Exercise goal. Your task is to copy every line of the records below that contains "nFrequency".

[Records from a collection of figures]
========================================

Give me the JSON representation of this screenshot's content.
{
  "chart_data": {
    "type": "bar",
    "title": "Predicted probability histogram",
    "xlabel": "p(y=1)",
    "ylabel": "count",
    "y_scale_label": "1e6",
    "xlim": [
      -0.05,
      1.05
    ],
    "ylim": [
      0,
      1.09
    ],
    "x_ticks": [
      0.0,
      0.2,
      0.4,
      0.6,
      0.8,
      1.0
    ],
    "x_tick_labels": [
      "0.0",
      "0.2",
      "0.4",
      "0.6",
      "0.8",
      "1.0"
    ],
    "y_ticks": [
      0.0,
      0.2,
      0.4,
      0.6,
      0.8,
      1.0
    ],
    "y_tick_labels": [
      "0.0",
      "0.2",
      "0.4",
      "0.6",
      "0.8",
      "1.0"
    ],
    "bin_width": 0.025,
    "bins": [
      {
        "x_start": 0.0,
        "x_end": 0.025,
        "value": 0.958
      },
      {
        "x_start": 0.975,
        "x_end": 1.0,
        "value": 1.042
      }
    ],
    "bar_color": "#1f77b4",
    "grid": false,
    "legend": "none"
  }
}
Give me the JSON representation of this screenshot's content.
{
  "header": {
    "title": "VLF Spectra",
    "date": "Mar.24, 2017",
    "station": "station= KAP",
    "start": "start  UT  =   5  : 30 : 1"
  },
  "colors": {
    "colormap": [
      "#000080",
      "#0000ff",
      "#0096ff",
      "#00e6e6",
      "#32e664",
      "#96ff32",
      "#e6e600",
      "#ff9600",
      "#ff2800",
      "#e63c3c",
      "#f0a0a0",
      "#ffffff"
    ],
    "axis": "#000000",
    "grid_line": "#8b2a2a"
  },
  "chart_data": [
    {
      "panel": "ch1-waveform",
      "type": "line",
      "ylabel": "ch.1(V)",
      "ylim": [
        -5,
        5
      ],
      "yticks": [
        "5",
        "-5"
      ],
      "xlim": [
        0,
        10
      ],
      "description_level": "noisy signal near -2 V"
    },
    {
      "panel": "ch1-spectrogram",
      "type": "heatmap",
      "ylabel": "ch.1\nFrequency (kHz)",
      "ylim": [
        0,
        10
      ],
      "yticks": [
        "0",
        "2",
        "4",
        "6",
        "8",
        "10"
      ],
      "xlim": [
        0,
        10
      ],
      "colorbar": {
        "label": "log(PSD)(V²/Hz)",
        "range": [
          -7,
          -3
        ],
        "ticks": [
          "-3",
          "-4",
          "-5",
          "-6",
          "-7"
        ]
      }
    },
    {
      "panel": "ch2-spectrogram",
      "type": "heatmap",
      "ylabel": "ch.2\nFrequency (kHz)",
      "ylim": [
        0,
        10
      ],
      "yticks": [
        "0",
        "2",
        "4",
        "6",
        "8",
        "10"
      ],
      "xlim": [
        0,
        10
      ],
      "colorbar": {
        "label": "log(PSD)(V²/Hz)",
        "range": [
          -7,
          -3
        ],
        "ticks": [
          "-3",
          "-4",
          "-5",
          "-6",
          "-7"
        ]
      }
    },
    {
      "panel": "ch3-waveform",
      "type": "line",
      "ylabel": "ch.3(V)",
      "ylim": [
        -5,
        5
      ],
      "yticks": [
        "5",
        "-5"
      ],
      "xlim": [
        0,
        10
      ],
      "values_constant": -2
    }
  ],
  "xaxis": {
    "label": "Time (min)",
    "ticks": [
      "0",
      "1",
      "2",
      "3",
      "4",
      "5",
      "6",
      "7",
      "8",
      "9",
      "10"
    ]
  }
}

========================================

Written response.
      "ylabel": "ch.1\nFrequency (kHz)",
      "ylabel": "ch.2\nFrequency (kHz)",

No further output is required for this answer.